- **Excerpts from a figure dataset**:
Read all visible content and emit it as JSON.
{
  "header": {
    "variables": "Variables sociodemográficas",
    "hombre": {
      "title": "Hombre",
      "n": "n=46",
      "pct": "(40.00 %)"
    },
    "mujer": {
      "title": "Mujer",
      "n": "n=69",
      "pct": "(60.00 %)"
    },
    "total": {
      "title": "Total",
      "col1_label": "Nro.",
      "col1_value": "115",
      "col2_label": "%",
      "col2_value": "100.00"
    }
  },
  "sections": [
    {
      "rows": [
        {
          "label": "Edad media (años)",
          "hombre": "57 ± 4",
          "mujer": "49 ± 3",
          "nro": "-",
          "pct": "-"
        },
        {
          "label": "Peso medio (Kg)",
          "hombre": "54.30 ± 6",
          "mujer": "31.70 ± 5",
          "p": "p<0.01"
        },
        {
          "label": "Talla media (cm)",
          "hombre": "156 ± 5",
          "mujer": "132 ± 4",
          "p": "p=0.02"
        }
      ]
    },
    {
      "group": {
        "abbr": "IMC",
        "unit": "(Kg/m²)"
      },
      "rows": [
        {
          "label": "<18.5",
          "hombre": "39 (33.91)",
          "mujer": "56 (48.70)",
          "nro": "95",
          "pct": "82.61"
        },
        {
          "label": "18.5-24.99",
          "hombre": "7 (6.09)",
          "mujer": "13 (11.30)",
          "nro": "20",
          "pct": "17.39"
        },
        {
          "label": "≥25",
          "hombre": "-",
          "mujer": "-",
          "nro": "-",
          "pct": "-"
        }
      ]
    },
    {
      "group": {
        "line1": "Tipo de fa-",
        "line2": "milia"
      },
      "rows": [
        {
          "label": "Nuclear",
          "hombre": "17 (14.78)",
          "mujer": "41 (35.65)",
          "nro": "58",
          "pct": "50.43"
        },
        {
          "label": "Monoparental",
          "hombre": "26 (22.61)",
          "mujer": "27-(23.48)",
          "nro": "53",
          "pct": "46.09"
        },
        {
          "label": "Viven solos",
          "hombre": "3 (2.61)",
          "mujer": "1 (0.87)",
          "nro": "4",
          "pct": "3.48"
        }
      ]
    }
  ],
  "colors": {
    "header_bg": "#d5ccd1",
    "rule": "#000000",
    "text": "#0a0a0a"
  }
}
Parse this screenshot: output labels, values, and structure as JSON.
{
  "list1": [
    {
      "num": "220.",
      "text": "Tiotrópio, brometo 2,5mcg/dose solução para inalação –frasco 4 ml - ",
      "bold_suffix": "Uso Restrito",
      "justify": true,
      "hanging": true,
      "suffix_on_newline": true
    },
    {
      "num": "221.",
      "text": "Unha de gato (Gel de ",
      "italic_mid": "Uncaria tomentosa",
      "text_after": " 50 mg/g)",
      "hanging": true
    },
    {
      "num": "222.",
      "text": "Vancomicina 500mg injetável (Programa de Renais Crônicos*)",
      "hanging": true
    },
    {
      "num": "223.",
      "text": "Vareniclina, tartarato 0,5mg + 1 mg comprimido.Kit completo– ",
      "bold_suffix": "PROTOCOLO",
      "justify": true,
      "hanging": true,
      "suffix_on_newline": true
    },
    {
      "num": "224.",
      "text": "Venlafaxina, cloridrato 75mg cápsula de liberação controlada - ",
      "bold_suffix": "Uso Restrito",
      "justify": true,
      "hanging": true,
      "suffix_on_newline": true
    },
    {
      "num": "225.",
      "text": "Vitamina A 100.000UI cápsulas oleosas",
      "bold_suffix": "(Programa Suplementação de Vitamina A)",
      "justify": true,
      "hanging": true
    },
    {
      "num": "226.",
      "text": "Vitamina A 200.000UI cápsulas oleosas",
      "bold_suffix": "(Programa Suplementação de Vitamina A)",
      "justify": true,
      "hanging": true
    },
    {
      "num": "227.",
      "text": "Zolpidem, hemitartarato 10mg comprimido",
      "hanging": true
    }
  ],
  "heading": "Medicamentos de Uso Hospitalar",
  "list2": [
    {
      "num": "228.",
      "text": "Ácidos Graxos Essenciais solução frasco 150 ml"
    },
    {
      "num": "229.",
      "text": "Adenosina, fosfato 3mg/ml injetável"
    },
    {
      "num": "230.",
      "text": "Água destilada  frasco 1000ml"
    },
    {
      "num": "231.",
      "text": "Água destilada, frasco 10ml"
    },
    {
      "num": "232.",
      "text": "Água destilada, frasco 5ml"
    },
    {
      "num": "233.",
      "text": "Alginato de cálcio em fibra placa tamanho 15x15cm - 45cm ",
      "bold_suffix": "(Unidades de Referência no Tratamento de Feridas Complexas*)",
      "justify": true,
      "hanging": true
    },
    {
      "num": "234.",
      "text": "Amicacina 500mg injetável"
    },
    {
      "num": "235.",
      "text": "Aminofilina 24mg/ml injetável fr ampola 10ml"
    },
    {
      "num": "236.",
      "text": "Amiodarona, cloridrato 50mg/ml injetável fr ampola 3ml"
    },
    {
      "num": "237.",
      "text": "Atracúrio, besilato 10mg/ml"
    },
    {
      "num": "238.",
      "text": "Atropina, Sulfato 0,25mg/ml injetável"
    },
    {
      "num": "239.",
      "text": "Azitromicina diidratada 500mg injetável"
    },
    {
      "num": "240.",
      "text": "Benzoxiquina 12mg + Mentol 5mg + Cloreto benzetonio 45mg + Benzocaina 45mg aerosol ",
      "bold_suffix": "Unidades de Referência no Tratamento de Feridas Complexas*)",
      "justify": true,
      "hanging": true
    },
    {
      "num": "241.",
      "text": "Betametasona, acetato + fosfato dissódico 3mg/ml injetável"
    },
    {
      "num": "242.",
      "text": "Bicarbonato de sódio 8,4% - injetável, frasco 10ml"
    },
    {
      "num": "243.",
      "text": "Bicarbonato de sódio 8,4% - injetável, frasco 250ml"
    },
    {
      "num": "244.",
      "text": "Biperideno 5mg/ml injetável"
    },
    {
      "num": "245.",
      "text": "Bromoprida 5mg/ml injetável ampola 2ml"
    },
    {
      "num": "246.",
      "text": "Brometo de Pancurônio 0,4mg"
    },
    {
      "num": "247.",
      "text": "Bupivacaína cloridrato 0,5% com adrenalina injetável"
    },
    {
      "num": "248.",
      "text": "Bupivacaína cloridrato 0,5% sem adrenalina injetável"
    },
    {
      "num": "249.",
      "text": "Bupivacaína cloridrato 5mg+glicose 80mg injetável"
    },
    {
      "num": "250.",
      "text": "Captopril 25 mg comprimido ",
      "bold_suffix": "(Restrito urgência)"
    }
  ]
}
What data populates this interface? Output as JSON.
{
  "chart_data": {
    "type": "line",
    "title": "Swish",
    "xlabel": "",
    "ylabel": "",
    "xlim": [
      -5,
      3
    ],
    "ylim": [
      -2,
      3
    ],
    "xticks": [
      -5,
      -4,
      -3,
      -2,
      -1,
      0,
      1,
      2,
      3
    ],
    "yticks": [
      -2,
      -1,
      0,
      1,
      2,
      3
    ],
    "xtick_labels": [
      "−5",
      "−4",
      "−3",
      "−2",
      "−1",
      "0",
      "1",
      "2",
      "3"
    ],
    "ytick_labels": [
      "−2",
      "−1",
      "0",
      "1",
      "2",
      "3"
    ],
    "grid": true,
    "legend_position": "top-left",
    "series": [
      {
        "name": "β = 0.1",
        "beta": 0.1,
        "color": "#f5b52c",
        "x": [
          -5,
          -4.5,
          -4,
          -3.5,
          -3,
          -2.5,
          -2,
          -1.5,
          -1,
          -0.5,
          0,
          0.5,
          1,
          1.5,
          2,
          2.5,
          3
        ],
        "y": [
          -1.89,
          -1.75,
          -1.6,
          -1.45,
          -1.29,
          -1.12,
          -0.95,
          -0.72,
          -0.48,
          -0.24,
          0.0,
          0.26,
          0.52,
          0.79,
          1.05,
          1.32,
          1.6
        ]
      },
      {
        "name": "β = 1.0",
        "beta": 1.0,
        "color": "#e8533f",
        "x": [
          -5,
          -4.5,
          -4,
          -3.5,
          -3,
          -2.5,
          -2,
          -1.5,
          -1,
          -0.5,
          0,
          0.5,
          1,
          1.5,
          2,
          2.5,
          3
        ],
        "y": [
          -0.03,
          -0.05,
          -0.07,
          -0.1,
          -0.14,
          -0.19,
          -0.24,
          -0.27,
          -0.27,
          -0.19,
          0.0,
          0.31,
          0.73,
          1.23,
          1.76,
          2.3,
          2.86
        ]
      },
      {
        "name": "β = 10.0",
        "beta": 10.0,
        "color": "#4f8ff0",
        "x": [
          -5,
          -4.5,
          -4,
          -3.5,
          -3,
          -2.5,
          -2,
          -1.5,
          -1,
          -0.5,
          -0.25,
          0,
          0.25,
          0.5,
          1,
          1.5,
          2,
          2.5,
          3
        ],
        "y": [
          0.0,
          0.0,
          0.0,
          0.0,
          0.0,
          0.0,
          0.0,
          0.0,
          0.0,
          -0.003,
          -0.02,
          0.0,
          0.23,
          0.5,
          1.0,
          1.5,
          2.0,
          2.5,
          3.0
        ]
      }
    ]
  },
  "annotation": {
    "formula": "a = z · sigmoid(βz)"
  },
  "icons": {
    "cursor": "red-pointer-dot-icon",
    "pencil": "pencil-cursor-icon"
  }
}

- **Written instruction**: What is the number of lines that hold the string "comprimido"? Reply with that number alone.

- **Task answer**: 3